STATED EXERCISE> Return the lines below that carry the word "triangle".

-- ITEMS start --

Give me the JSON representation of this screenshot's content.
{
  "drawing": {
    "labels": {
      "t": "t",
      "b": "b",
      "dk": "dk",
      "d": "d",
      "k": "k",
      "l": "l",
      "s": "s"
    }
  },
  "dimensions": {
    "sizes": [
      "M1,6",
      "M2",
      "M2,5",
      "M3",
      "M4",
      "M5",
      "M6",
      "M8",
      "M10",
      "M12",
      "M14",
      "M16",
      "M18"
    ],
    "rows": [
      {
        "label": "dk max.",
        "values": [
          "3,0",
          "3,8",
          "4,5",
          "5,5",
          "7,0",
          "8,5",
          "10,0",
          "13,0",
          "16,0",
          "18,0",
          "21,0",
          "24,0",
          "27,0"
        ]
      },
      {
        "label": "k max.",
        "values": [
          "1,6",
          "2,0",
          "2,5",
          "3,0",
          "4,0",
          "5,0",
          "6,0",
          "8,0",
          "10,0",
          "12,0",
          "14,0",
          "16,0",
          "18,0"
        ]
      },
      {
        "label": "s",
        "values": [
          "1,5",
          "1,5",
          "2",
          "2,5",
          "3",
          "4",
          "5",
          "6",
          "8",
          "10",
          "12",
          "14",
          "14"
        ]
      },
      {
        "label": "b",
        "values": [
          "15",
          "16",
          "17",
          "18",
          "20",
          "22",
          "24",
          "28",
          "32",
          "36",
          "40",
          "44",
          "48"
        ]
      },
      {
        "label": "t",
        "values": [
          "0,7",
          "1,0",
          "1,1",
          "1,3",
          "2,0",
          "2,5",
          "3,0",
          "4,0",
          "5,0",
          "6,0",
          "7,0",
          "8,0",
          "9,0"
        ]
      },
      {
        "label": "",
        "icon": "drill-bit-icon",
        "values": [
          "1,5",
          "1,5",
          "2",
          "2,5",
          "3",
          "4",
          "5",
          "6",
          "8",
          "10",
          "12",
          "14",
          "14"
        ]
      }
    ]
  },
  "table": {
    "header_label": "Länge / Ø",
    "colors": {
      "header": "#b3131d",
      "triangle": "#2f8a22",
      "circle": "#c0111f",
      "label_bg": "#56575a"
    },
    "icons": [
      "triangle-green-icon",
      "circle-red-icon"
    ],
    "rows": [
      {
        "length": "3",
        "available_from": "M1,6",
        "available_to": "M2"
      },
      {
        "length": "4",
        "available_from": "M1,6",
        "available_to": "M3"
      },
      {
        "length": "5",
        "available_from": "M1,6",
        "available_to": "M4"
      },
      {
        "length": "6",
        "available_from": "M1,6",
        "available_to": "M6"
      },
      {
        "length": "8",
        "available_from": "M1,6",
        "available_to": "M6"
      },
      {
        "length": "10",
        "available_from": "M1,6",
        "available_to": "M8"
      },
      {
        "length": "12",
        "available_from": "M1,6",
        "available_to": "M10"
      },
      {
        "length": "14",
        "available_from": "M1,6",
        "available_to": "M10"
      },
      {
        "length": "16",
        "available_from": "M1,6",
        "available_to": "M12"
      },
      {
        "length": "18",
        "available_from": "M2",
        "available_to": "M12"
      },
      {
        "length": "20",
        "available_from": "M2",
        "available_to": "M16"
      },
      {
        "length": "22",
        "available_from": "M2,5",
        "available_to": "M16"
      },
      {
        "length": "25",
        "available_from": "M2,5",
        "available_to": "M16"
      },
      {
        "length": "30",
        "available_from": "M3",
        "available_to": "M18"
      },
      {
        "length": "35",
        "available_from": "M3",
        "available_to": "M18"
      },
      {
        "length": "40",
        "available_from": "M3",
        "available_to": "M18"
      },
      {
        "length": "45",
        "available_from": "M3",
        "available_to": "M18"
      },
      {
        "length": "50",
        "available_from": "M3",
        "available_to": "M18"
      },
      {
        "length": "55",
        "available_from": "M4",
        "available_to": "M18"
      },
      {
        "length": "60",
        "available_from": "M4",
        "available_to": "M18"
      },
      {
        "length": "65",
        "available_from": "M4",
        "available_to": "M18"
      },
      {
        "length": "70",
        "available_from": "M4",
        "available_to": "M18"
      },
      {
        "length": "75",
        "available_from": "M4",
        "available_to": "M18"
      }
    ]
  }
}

-- ITEMS end --

EXERCISE RESULT>
      "triangle": "#2f8a22",
      "triangle-green-icon",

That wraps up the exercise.